■ PROBLEM TO SOLVE: Leave out the pictures and restate the rest of the data exactly.

── INPUT ROWS

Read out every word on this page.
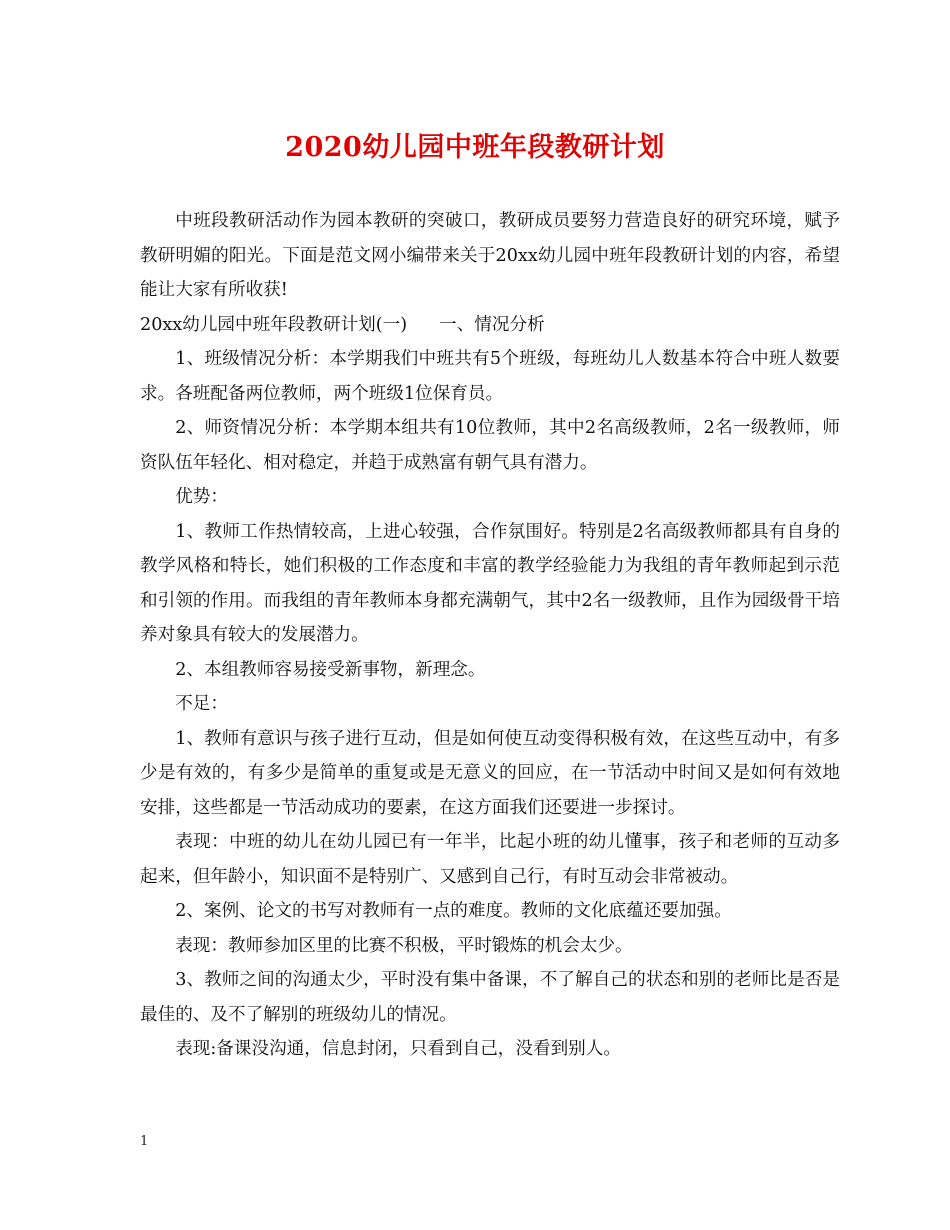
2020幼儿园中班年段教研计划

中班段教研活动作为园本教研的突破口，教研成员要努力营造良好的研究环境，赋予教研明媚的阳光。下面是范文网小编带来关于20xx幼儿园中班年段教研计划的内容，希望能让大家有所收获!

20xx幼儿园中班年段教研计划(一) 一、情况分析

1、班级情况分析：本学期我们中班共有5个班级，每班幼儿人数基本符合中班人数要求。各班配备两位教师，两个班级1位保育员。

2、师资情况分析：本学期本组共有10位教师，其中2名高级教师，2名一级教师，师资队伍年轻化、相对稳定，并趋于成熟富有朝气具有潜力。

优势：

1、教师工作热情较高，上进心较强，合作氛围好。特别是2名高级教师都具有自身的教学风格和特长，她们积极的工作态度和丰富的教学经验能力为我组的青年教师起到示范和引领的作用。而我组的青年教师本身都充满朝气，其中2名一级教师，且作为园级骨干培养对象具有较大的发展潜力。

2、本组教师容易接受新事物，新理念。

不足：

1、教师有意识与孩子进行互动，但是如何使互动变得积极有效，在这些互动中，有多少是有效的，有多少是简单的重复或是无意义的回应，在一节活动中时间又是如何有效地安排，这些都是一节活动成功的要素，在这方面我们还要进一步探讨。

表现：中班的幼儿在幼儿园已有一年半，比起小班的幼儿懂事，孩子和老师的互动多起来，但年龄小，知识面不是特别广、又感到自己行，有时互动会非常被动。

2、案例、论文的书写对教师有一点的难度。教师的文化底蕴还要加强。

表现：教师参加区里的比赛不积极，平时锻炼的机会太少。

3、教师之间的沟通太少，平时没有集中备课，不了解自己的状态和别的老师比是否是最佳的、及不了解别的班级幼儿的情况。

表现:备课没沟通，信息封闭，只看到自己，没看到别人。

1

────

■ SOLUTION TO THIS PROBLEM:
Read out every word on this page.
2020幼儿园中班年段教研计划

中班段教研活动作为园本教研的突破口，教研成员要努力营造良好的研究环境，赋予教研明媚的阳光。下面是范文网小编带来关于20xx幼儿园中班年段教研计划的内容，希望能让大家有所收获!

20xx幼儿园中班年段教研计划(一) 一、情况分析

1、班级情况分析：本学期我们中班共有5个班级，每班幼儿人数基本符合中班人数要求。各班配备两位教师，两个班级1位保育员。

2、师资情况分析：本学期本组共有10位教师，其中2名高级教师，2名一级教师，师资队伍年轻化、相对稳定，并趋于成熟富有朝气具有潜力。

优势：

1、教师工作热情较高，上进心较强，合作氛围好。特别是2名高级教师都具有自身的教学风格和特长，她们积极的工作态度和丰富的教学经验能力为我组的青年教师起到示范和引领的作用。而我组的青年教师本身都充满朝气，其中2名一级教师，且作为园级骨干培养对象具有较大的发展潜力。

2、本组教师容易接受新事物，新理念。

不足：

1、教师有意识与孩子进行互动，但是如何使互动变得积极有效，在这些互动中，有多少是有效的，有多少是简单的重复或是无意义的回应，在一节活动中时间又是如何有效地安排，这些都是一节活动成功的要素，在这方面我们还要进一步探讨。

表现：中班的幼儿在幼儿园已有一年半，比起小班的幼儿懂事，孩子和老师的互动多起来，但年龄小，知识面不是特别广、又感到自己行，有时互动会非常被动。

2、案例、论文的书写对教师有一点的难度。教师的文化底蕴还要加强。

表现：教师参加区里的比赛不积极，平时锻炼的机会太少。

3、教师之间的沟通太少，平时没有集中备课，不了解自己的状态和别的老师比是否是最佳的、及不了解别的班级幼儿的情况。

表现:备课没沟通，信息封闭，只看到自己，没看到别人。

1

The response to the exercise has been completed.